-- EXERCISE DATA start --

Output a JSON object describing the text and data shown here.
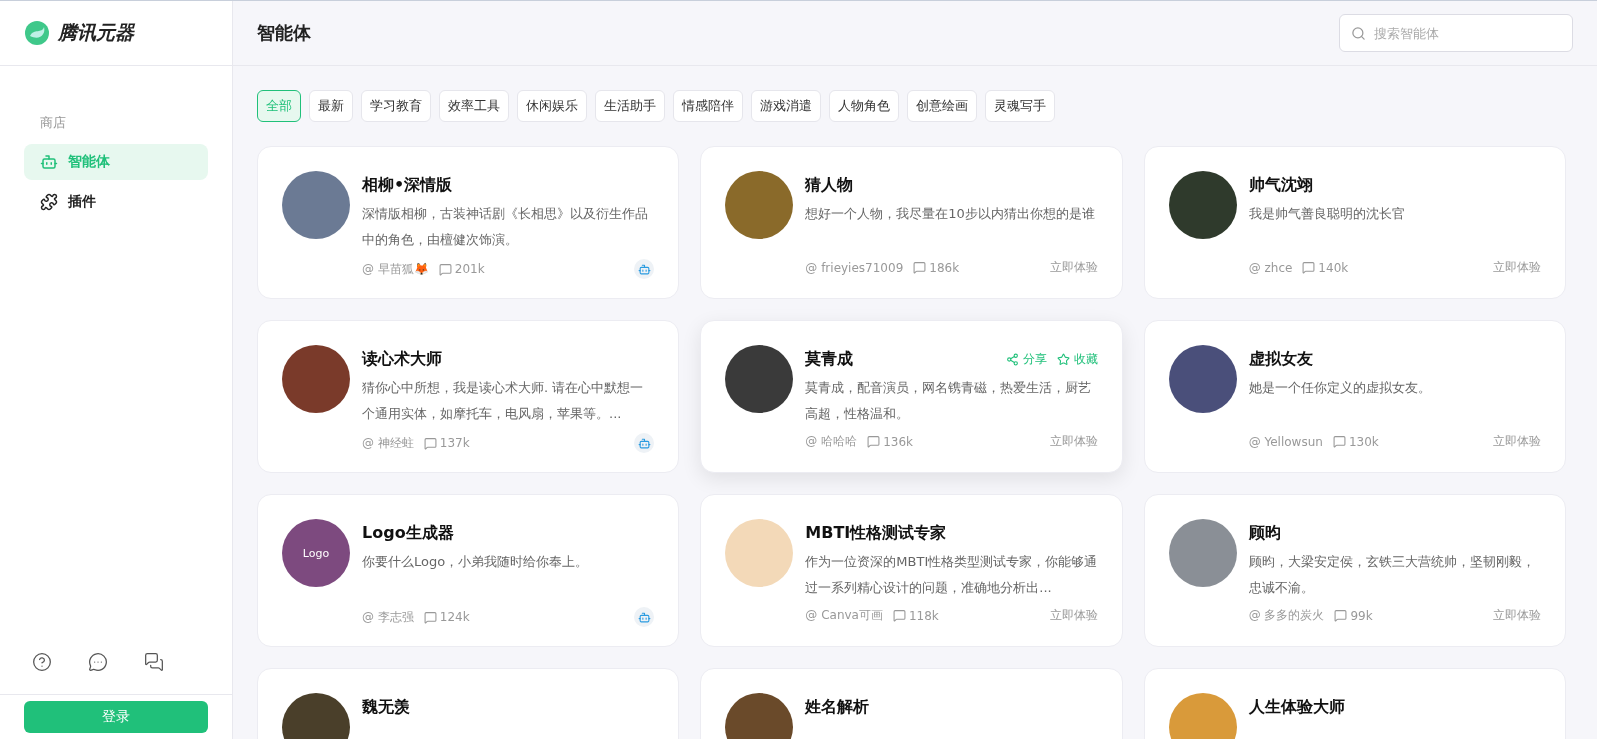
{
  "brand": {
    "name": "腾讯元器"
  },
  "sidebar": {
    "section": "商店",
    "items": [
      {
        "label": "智能体",
        "selected": true
      },
      {
        "label": "插件",
        "selected": false
      }
    ],
    "login": "登录"
  },
  "header": {
    "title": "智能体",
    "search": {
      "placeholder": "搜索智能体"
    }
  },
  "tabs": [
    {
      "label": "全部",
      "selected": true
    },
    {
      "label": "最新",
      "selected": false
    },
    {
      "label": "学习教育",
      "selected": false
    },
    {
      "label": "效率工具",
      "selected": false
    },
    {
      "label": "休闲娱乐",
      "selected": false
    },
    {
      "label": "生活助手",
      "selected": false
    },
    {
      "label": "情感陪伴",
      "selected": false
    },
    {
      "label": "游戏消遣",
      "selected": false
    },
    {
      "label": "人物角色",
      "selected": false
    },
    {
      "label": "创意绘画",
      "selected": false
    },
    {
      "label": "灵魂写手",
      "selected": false
    }
  ],
  "cards": [
    {
      "title": "相柳•深情版",
      "description": "深情版相柳，古装神话剧《长相思》以及衍生作品中的角色，由檀健次饰演。",
      "author": "@ 早苗狐🦊",
      "count": "201k",
      "hovered": false
    },
    {
      "title": "猜人物",
      "description": "想好一个人物，我尽量在10步以内猜出你想的是谁",
      "author": "@ frieyies71009",
      "count": "186k",
      "action": "立即体验",
      "hovered": false
    },
    {
      "title": "帅气沈翊",
      "description": "我是帅气善良聪明的沈长官",
      "author": "@ zhce",
      "count": "140k",
      "action": "立即体验",
      "hovered": false
    },
    {
      "title": "读心术大师",
      "description": "猜你心中所想，我是读心术大师. 请在心中默想一个通用实体，如摩托车，电风扇，苹果等。...",
      "author": "@ 神经蛀",
      "count": "137k",
      "hovered": false
    },
    {
      "title": "莫青成",
      "description": "莫青成，配音演员，网名镌青磁，热爱生活，厨艺高超，性格温和。",
      "author": "@ 哈哈哈",
      "count": "136k",
      "action": "立即体验",
      "hovered": true,
      "share": "分享",
      "favorite": "收藏"
    },
    {
      "title": "虚拟女友",
      "description": "她是一个任你定义的虚拟女友。",
      "author": "@ Yellowsun",
      "count": "130k",
      "action": "立即体验",
      "hovered": false
    },
    {
      "title": "Logo生成器",
      "description": "你要什么Logo，小弟我随时给你奉上。",
      "author": "@ 李志强",
      "count": "124k",
      "avatar_label": "Logo",
      "hovered": false
    },
    {
      "title": "MBTI性格测试专家",
      "description": "作为一位资深的MBTI性格类型测试专家，你能够通过一系列精心设计的问题，准确地分析出...",
      "author": "@ Canva可画",
      "count": "118k",
      "action": "立即体验",
      "hovered": false
    },
    {
      "title": "顾昀",
      "description": "顾昀，大梁安定侯，玄铁三大营统帅，坚韧刚毅，忠诚不渝。",
      "author": "@ 多多的炭火",
      "count": "99k",
      "action": "立即体验",
      "hovered": false
    },
    {
      "title": "魏无羡"
    },
    {
      "title": "姓名解析"
    },
    {
      "title": "人生体验大师"
    }
  ]
}
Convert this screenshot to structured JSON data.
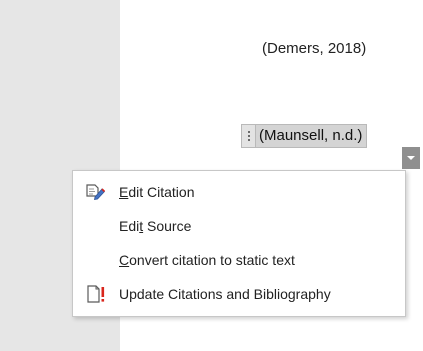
{
  "document": {
    "static_citation": "(Demers, 2018)",
    "citation_control": {
      "text": "(Maunsell, n.d.)"
    }
  },
  "context_menu": {
    "items": [
      {
        "id": "edit-citation",
        "before": "",
        "accel": "E",
        "after": "dit Citation",
        "icon": "edit-citation-icon"
      },
      {
        "id": "edit-source",
        "before": "Edi",
        "accel": "t",
        "after": " Source",
        "icon": ""
      },
      {
        "id": "convert-citation",
        "before": "",
        "accel": "C",
        "after": "onvert citation to static text",
        "icon": ""
      },
      {
        "id": "update-citations",
        "before": "",
        "accel": "",
        "after": "Update Citations and Bibliography",
        "icon": "update-document-icon"
      }
    ]
  },
  "colors": {
    "icon_blue": "#4472c4",
    "icon_red": "#d9261c"
  }
}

-- EXERCISE DATA end --

- [WHAT YOU SHOULD DO]: An exact transcription of all the entries is required, without the pictures.

- [REPLY]:
Output a JSON object describing the text and data shown here.
{
  "brand": {
    "name": "腾讯元器"
  },
  "sidebar": {
    "section": "商店",
    "items": [
      {
        "label": "智能体",
        "selected": true
      },
      {
        "label": "插件",
        "selected": false
      }
    ],
    "login": "登录"
  },
  "header": {
    "title": "智能体",
    "search": {
      "placeholder": "搜索智能体"
    }
  },
  "tabs": [
    {
      "label": "全部",
      "selected": true
    },
    {
      "label": "最新",
      "selected": false
    },
    {
      "label": "学习教育",
      "selected": false
    },
    {
      "label": "效率工具",
      "selected": false
    },
    {
      "label": "休闲娱乐",
      "selected": false
    },
    {
      "label": "生活助手",
      "selected": false
    },
    {
      "label": "情感陪伴",
      "selected": false
    },
    {
      "label": "游戏消遣",
      "selected": false
    },
    {
      "label": "人物角色",
      "selected": false
    },
    {
      "label": "创意绘画",
      "selected": false
    },
    {
      "label": "灵魂写手",
      "selected": false
    }
  ],
  "cards": [
    {
      "title": "相柳•深情版",
      "description": "深情版相柳，古装神话剧《长相思》以及衍生作品中的角色，由檀健次饰演。",
      "author": "@ 早苗狐🦊",
      "count": "201k",
      "hovered": false
    },
    {
      "title": "猜人物",
      "description": "想好一个人物，我尽量在10步以内猜出你想的是谁",
      "author": "@ frieyies71009",
      "count": "186k",
      "action": "立即体验",
      "hovered": false
    },
    {
      "title": "帅气沈翊",
      "description": "我是帅气善良聪明的沈长官",
      "author": "@ zhce",
      "count": "140k",
      "action": "立即体验",
      "hovered": false
    },
    {
      "title": "读心术大师",
      "description": "猜你心中所想，我是读心术大师. 请在心中默想一个通用实体，如摩托车，电风扇，苹果等。...",
      "author": "@ 神经蛀",
      "count": "137k",
      "hovered": false
    },
    {
      "title": "莫青成",
      "description": "莫青成，配音演员，网名镌青磁，热爱生活，厨艺高超，性格温和。",
      "author": "@ 哈哈哈",
      "count": "136k",
      "action": "立即体验",
      "hovered": true,
      "share": "分享",
      "favorite": "收藏"
    },
    {
      "title": "虚拟女友",
      "description": "她是一个任你定义的虚拟女友。",
      "author": "@ Yellowsun",
      "count": "130k",
      "action": "立即体验",
      "hovered": false
    },
    {
      "title": "Logo生成器",
      "description": "你要什么Logo，小弟我随时给你奉上。",
      "author": "@ 李志强",
      "count": "124k",
      "avatar_label": "Logo",
      "hovered": false
    },
    {
      "title": "MBTI性格测试专家",
      "description": "作为一位资深的MBTI性格类型测试专家，你能够通过一系列精心设计的问题，准确地分析出...",
      "author": "@ Canva可画",
      "count": "118k",
      "action": "立即体验",
      "hovered": false
    },
    {
      "title": "顾昀",
      "description": "顾昀，大梁安定侯，玄铁三大营统帅，坚韧刚毅，忠诚不渝。",
      "author": "@ 多多的炭火",
      "count": "99k",
      "action": "立即体验",
      "hovered": false
    },
    {
      "title": "魏无羡"
    },
    {
      "title": "姓名解析"
    },
    {
      "title": "人生体验大师"
    }
  ]
}
Convert this screenshot to structured JSON data.
{
  "document": {
    "static_citation": "(Demers, 2018)",
    "citation_control": {
      "text": "(Maunsell, n.d.)"
    }
  },
  "context_menu": {
    "items": [
      {
        "id": "edit-citation",
        "before": "",
        "accel": "E",
        "after": "dit Citation",
        "icon": "edit-citation-icon"
      },
      {
        "id": "edit-source",
        "before": "Edi",
        "accel": "t",
        "after": " Source",
        "icon": ""
      },
      {
        "id": "convert-citation",
        "before": "",
        "accel": "C",
        "after": "onvert citation to static text",
        "icon": ""
      },
      {
        "id": "update-citations",
        "before": "",
        "accel": "",
        "after": "Update Citations and Bibliography",
        "icon": "update-document-icon"
      }
    ]
  },
  "colors": {
    "icon_blue": "#4472c4",
    "icon_red": "#d9261c"
  }
}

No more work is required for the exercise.